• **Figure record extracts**
★ ★ ★ ★ ★ ★ ★

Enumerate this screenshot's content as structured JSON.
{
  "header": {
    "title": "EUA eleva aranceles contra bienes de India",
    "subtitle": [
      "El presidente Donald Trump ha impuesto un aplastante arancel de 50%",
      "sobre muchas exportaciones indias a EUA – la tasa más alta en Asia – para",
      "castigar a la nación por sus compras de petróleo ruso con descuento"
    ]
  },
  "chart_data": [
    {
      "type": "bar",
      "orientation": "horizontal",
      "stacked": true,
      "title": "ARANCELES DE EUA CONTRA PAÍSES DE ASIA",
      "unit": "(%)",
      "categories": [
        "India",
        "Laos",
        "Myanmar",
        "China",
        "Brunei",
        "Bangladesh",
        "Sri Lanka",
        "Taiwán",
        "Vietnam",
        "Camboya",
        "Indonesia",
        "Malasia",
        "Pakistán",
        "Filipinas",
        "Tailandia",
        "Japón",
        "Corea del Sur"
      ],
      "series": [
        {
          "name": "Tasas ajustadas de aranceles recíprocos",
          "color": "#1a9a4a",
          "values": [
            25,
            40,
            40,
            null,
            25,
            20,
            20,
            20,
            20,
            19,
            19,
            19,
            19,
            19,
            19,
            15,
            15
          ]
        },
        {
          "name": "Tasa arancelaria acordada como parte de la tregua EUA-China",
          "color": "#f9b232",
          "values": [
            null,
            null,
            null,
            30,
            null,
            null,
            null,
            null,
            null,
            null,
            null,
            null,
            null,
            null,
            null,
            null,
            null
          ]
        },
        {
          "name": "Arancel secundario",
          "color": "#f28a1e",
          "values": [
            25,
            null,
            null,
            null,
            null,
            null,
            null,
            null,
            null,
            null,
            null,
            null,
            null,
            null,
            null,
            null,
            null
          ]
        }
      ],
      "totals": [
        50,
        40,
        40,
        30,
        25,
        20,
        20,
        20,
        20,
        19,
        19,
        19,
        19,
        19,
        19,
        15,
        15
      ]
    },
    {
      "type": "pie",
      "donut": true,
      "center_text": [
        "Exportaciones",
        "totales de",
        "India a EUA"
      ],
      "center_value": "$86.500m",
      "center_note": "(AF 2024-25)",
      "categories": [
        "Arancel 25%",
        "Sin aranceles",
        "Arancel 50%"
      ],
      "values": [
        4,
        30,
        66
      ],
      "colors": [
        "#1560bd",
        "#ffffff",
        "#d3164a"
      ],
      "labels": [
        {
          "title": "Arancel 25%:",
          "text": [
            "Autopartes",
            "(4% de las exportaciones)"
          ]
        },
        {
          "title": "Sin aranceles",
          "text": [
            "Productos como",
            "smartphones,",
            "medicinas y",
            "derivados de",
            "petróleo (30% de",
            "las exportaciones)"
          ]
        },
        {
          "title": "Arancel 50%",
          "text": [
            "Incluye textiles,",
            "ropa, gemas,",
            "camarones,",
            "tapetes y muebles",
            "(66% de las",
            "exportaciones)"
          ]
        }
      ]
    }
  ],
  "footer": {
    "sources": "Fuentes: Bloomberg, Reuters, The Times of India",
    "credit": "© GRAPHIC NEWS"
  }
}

★ ★ ★ ★ ★ ★ ★

Pick out each line that holds the string "petróleo".

      "castigar a la nación por sus compras de petróleo ruso con descuento"
            "petróleo (30% de",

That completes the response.